→ Set task:
From the records below, copy every line that contains the word "Abhandlung".

[Extracted data entries]
_____

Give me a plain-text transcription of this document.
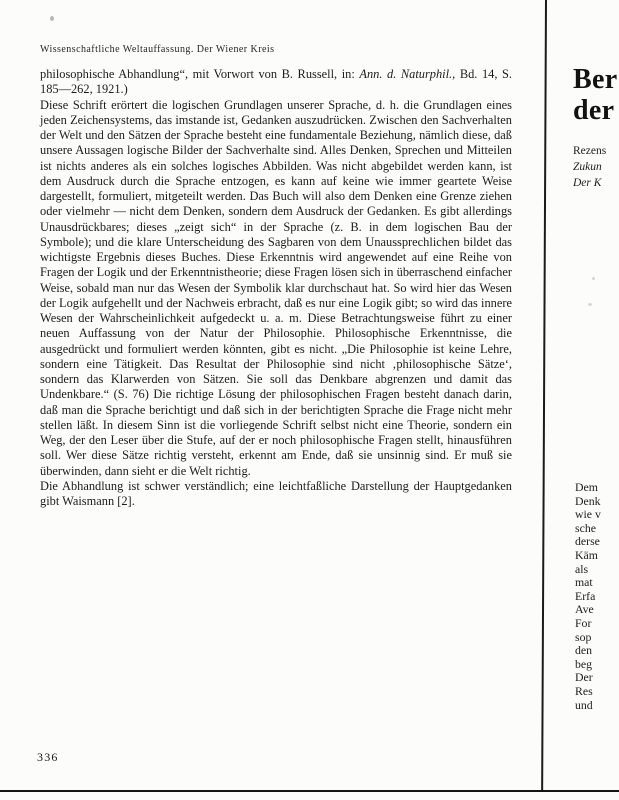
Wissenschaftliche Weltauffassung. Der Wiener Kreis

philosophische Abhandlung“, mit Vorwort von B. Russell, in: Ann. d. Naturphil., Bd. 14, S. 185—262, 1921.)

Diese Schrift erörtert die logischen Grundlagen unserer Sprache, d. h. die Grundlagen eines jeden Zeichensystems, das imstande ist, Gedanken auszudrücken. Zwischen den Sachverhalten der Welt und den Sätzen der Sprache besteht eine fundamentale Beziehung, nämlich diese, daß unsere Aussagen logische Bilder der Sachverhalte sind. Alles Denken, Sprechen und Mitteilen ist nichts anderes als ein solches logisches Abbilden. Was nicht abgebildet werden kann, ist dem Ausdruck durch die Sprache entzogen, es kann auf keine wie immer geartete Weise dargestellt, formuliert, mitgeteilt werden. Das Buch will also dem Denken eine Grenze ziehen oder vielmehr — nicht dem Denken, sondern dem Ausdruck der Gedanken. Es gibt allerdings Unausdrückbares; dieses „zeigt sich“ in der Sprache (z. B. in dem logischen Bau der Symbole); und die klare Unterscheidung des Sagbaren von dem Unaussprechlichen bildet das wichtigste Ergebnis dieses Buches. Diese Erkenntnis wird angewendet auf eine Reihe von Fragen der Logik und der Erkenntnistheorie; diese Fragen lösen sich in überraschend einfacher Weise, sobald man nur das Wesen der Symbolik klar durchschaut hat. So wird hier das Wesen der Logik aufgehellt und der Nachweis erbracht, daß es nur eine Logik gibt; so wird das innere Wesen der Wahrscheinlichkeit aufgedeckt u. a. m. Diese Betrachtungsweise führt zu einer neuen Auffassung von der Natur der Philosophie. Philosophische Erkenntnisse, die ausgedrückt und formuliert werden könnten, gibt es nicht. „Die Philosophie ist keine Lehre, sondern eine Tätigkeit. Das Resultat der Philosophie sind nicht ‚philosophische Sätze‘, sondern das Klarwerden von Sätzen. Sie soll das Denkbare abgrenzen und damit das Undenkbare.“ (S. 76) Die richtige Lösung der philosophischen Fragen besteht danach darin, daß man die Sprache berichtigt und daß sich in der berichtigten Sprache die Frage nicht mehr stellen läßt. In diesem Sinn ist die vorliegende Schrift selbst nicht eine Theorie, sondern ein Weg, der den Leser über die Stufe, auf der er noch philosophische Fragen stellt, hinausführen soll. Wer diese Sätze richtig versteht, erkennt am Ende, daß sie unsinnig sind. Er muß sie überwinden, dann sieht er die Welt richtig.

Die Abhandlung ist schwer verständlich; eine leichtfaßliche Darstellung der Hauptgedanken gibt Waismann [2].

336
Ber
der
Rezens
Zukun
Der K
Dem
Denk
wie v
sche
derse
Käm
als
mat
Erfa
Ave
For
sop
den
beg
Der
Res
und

_____

→ Reply to the exercise:
philosophische Abhandlung“, mit Vorwort von B. Russell, in: Ann. d. Naturphil., Bd. 14, S. 185—262, 1921.)
Die Abhandlung ist schwer verständlich; eine leichtfaßliche Darstellung der Hauptgedanken gibt Waismann [2].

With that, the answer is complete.